- _TASK TO CARRY OUT_:
Report each line of the data that includes the word "microbe".

- _Images of pages and their text_:
<<<<
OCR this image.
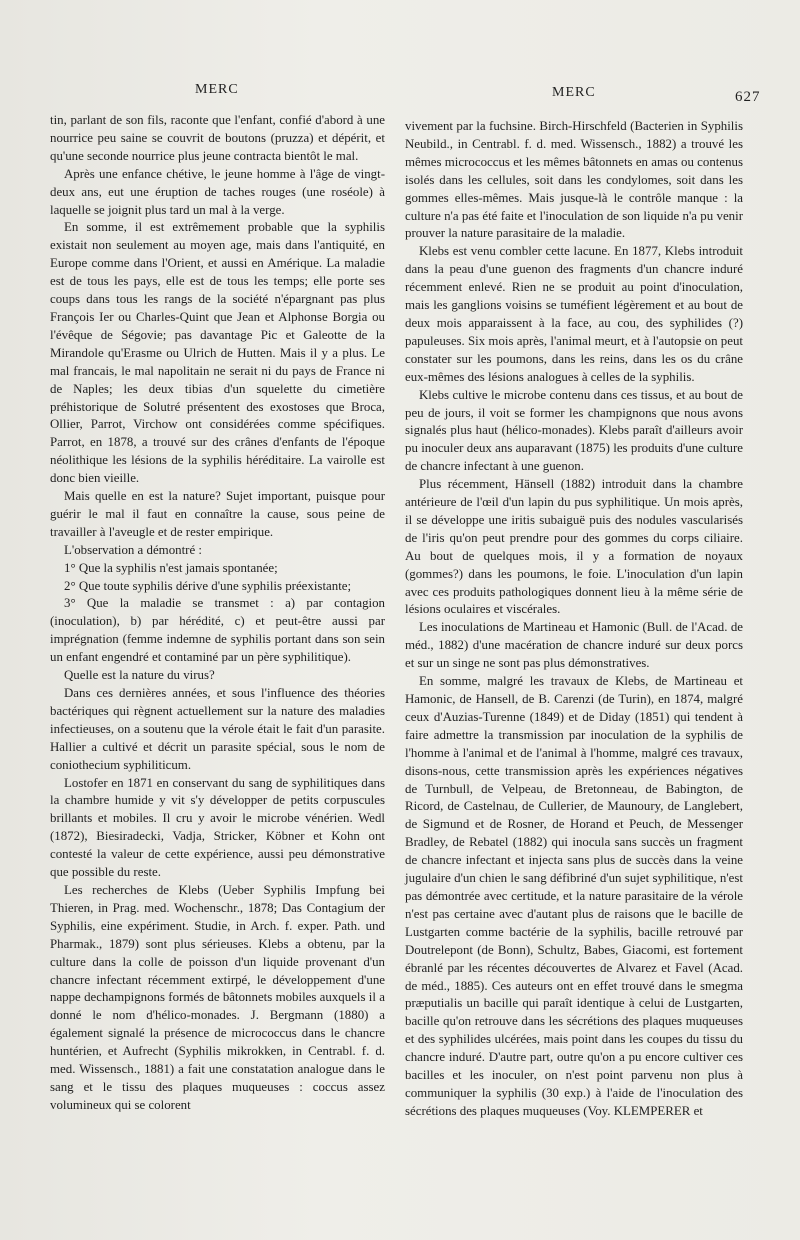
MERC	MERC	627

tin, parlant de son fils, raconte que l'enfant, confié d'abord à une nourrice peu saine se couvrit de boutons (pruzza) et dépérit, et qu'une seconde nourrice plus jeune contracta bientôt le mal.

Après une enfance chétive, le jeune homme à l'âge de vingt-deux ans, eut une éruption de taches rouges (une roséole) à laquelle se joignit plus tard un mal à la verge.

En somme, il est extrêmement probable que la syphilis existait non seulement au moyen age, mais dans l'antiquité, en Europe comme dans l'Orient, et aussi en Amérique. La maladie est de tous les pays, elle est de tous les temps; elle porte ses coups dans tous les rangs de la société n'épargnant pas plus François Ier ou Charles-Quint que Jean et Alphonse Borgia ou l'évêque de Ségovie; pas davantage Pic et Galeotte de la Mirandole qu'Erasme ou Ulrich de Hutten. Mais il y a plus. Le mal francais, le mal napolitain ne serait ni du pays de France ni de Naples; les deux tibias d'un squelette du cimetière préhistorique de Solutré présentent des exostoses que Broca, Ollier, Parrot, Virchow ont considérées comme spécifiques. Parrot, en 1878, a trouvé sur des crânes d'enfants de l'époque néolithique les lésions de la syphilis héréditaire. La vairolle est donc bien vieille.

Mais quelle en est la nature? Sujet important, puisque pour guérir le mal il faut en connaître la cause, sous peine de travailler à l'aveugle et de rester empirique.

L'observation a démontré :

1° Que la syphilis n'est jamais spontanée;

2° Que toute syphilis dérive d'une syphilis préexistante;

3° Que la maladie se transmet : a) par contagion (inoculation), b) par hérédité, c) et peut-être aussi par imprégnation (femme indemne de syphilis portant dans son sein un enfant engendré et contaminé par un père syphilitique).

Quelle est la nature du virus?

Dans ces dernières années, et sous l'influence des théories bactériques qui règnent actuellement sur la nature des maladies infectieuses, on a soutenu que la vérole était le fait d'un parasite. Hallier a cultivé et décrit un parasite spécial, sous le nom de coniothecium syphiliticum.

Lostofer en 1871 en conservant du sang de syphilitiques dans la chambre humide y vit s'y développer de petits corpuscules brillants et mobiles. Il cru y avoir le microbe vénérien. Wedl (1872), Biesiradecki, Vadja, Stricker, Köbner et Kohn ont contesté la valeur de cette expérience, aussi peu démonstrative que possible du reste.

Les recherches de Klebs (Ueber Syphilis Impfung bei Thieren, in Prag. med. Wochenschr., 1878; Das Contagium der Syphilis, eine expériment. Studie, in Arch. f. exper. Path. und Pharmak., 1879) sont plus sérieuses. Klebs a obtenu, par la culture dans la colle de poisson d'un liquide provenant d'un chancre infectant récemment extirpé, le développement d'une nappe dechampignons formés de bâtonnets mobiles auxquels il a donné le nom d'hélico-monades. J. Bergmann (1880) a également signalé la présence de micrococcus dans le chancre huntérien, et Aufrecht (Syphilis mikrokken, in Centrabl. f. d. med. Wissensch., 1881) a fait une constatation analogue dans le sang et le tissu des plaques muqueuses : coccus assez volumineux qui se colorent

vivement par la fuchsine. Birch-Hirschfeld (Bacterien in Syphilis Neubild., in Centrabl. f. d. med. Wissensch., 1882) a trouvé les mêmes micrococcus et les mêmes bâtonnets en amas ou contenus isolés dans les cellules, soit dans les condylomes, soit dans les gommes elles-mêmes. Mais jusque-là le contrôle manque : la culture n'a pas été faite et l'inoculation de son liquide n'a pu venir prouver la nature parasitaire de la maladie.

Klebs est venu combler cette lacune. En 1877, Klebs introduit dans la peau d'une guenon des fragments d'un chancre induré récemment enlevé. Rien ne se produit au point d'inoculation, mais les ganglions voisins se tuméfient légèrement et au bout de deux mois apparaissent à la face, au cou, des syphilides (?) papuleuses. Six mois après, l'animal meurt, et à l'autopsie on peut constater sur les poumons, dans les reins, dans les os du crâne eux-mêmes des lésions analogues à celles de la syphilis.

Klebs cultive le microbe contenu dans ces tissus, et au bout de peu de jours, il voit se former les champignons que nous avons signalés plus haut (hélico-monades). Klebs paraît d'ailleurs avoir pu inoculer deux ans auparavant (1875) les produits d'une culture de chancre infectant à une guenon.

Plus récemment, Hänsell (1882) introduit dans la chambre antérieure de l'œil d'un lapin du pus syphilitique. Un mois après, il se développe une iritis subaiguë puis des nodules vascularisés de l'iris qu'on peut prendre pour des gommes du corps ciliaire. Au bout de quelques mois, il y a formation de noyaux (gommes?) dans les poumons, le foie. L'inoculation d'un lapin avec ces produits pathologiques donnent lieu à la même série de lésions oculaires et viscérales.

Les inoculations de Martineau et Hamonic (Bull. de l'Acad. de méd., 1882) d'une macération de chancre induré sur deux porcs et sur un singe ne sont pas plus démonstratives.

En somme, malgré les travaux de Klebs, de Martineau et Hamonic, de Hansell, de B. Carenzi (de Turin), en 1874, malgré ceux d'Auzias-Turenne (1849) et de Diday (1851) qui tendent à faire admettre la transmission par inoculation de la syphilis de l'homme à l'animal et de l'animal à l'homme, malgré ces travaux, disons-nous, cette transmission après les expériences négatives de Turnbull, de Velpeau, de Bretonneau, de Babington, de Ricord, de Castelnau, de Cullerier, de Maunoury, de Langlebert, de Sigmund et de Rosner, de Horand et Peuch, de Messenger Bradley, de Rebatel (1882) qui inocula sans succès un fragment de chancre infectant et injecta sans plus de succès dans la veine jugulaire d'un chien le sang défibriné d'un sujet syphilitique, n'est pas démontrée avec certitude, et la nature parasitaire de la vérole n'est pas certaine avec d'autant plus de raisons que le bacille de Lustgarten comme bactérie de la syphilis, bacille retrouvé par Doutrelepont (de Bonn), Schultz, Babes, Giacomi, est fortement ébranlé par les récentes découvertes de Alvarez et Favel (Acad. de méd., 1885). Ces auteurs ont en effet trouvé dans le smegma præputialis un bacille qui paraît identique à celui de Lustgarten, bacille qu'on retrouve dans les sécrétions des plaques muqueuses et des syphilides ulcérées, mais point dans les coupes du tissu du chancre induré. D'autre part, outre qu'on a pu encore cultiver ces bacilles et les inoculer, on n'est point parvenu non plus à communiquer la syphilis (30 exp.) à l'aide de l'inoculation des sécrétions des plaques muqueuses (Voy. KLEMPERER et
>>>>
- _SOLVED EXERCISE_:
Lostofer en 1871 en conservant du sang de syphilitiques dans la chambre humide y vit s'y développer de petits corpuscules brillants et mobiles. Il cru y avoir le microbe vénérien. Wedl (1872), Biesiradecki, Vadja, Stricker, Köbner et Kohn ont contesté la valeur de cette expérience, aussi peu démonstrative que possible du reste.
Klebs cultive le microbe contenu dans ces tissus, et au bout de peu de jours, il voit se former les champignons que nous avons signalés plus haut (hélico-monades). Klebs paraît d'ailleurs avoir pu inoculer deux ans auparavant (1875) les produits d'une culture de chancre infectant à une guenon.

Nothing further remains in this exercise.